**EXERCISE:**
Copy each line below in which the string "Heliocentric" occurs.

"""

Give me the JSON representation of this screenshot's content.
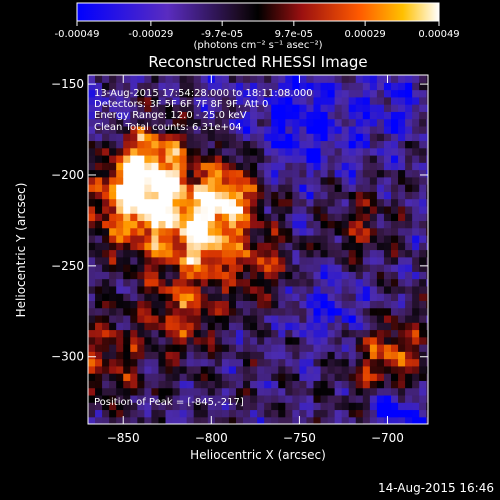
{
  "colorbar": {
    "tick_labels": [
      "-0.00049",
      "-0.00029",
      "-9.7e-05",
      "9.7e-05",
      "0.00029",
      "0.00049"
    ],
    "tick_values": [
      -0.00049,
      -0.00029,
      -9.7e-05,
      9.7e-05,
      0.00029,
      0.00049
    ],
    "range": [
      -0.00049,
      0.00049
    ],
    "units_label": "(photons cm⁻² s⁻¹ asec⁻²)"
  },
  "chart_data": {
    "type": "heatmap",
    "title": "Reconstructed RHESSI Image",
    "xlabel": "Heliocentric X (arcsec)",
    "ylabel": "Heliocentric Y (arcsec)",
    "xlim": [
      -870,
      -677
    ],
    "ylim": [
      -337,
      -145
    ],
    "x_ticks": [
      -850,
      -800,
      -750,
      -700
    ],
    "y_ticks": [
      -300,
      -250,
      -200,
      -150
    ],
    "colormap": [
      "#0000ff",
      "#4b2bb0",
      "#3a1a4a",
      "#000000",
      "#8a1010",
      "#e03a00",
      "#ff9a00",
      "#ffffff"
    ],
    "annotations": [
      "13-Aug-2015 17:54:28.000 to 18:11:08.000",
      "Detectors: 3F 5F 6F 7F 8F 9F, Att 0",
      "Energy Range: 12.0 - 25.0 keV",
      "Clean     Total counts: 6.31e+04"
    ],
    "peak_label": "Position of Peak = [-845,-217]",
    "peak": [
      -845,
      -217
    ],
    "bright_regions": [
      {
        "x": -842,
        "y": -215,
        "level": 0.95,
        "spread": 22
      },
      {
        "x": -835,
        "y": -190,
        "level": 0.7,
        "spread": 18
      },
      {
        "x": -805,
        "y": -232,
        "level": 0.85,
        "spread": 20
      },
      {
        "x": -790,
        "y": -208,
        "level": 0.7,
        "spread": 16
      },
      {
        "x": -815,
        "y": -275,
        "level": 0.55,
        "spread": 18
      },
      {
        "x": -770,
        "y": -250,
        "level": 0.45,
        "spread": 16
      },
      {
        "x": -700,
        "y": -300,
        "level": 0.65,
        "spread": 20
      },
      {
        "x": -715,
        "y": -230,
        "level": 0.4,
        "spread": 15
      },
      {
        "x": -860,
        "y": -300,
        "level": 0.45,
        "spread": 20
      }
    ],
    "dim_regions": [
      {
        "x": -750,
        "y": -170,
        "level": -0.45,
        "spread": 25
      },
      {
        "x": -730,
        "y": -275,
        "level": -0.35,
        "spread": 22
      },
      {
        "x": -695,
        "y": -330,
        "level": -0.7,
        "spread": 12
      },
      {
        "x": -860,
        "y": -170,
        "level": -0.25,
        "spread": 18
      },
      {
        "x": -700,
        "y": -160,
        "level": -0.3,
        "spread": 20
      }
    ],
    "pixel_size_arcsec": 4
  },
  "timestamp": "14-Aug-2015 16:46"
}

"""
"""

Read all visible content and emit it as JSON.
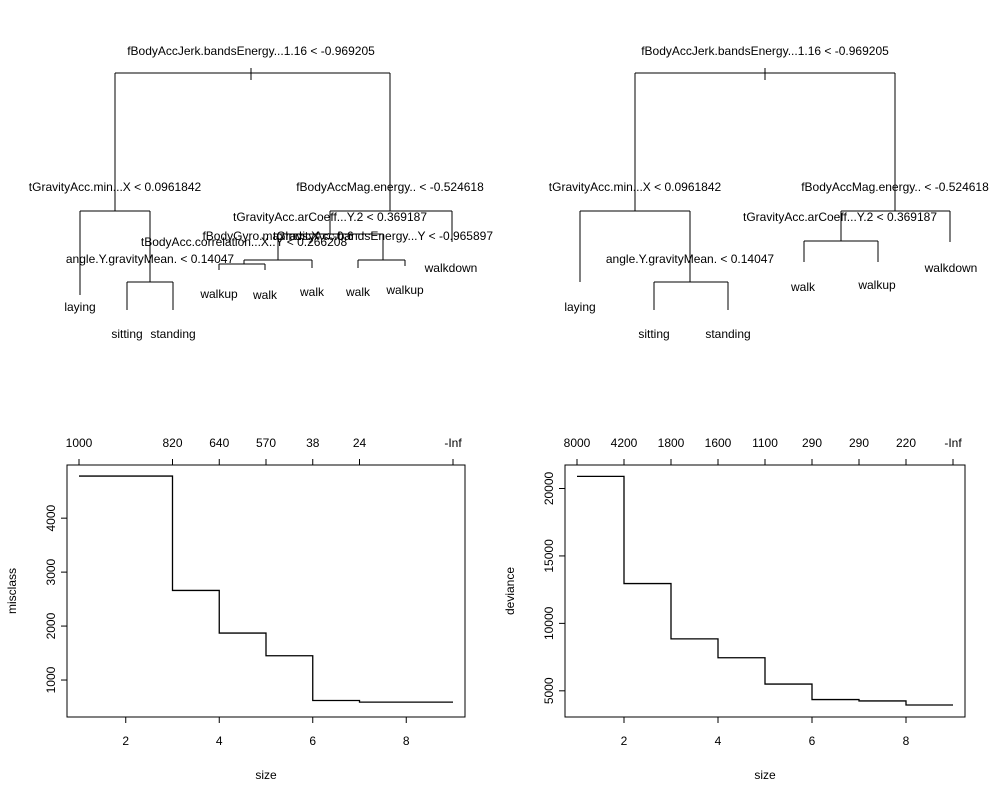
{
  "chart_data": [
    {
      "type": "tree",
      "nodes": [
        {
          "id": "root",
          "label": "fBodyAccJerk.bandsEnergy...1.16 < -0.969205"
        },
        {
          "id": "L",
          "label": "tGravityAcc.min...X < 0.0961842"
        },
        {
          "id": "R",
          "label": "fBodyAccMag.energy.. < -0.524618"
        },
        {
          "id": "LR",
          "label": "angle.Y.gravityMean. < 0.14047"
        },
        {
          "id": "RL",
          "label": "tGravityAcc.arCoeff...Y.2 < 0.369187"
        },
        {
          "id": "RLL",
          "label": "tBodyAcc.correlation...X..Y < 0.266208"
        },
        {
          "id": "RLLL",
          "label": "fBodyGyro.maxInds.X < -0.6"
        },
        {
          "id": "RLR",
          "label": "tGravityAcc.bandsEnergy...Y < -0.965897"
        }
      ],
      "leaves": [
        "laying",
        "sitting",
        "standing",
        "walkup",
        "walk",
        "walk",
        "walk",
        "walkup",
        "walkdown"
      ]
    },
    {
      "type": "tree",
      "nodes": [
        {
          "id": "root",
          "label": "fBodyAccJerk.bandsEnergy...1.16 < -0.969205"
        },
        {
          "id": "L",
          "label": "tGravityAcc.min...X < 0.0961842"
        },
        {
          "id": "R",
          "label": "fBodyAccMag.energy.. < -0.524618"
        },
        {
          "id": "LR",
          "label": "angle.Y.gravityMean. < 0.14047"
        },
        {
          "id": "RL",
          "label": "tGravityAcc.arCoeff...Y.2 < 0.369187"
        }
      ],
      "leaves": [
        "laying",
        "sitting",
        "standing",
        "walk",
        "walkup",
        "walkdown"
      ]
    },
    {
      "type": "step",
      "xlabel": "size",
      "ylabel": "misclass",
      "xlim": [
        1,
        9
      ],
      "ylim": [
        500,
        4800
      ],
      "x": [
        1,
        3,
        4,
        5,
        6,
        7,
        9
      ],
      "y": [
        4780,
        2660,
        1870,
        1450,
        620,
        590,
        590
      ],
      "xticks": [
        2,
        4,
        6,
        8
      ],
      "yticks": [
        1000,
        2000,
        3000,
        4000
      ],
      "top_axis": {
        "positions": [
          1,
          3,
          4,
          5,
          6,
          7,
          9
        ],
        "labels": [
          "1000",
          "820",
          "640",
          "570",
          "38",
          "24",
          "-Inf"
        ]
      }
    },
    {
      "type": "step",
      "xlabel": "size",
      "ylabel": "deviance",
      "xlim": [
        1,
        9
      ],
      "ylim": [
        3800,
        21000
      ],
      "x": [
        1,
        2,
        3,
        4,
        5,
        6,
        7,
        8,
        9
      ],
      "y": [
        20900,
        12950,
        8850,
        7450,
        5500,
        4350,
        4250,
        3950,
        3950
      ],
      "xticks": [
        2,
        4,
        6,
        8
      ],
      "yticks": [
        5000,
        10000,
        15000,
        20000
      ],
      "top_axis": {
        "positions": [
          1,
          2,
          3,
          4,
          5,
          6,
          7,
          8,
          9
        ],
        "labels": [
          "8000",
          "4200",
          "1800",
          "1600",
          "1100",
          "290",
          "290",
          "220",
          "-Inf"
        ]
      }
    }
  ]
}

"""

**RESPONSE TO THIS TASK:**
    "xlabel": "Heliocentric X (arcsec)",
    "ylabel": "Heliocentric Y (arcsec)",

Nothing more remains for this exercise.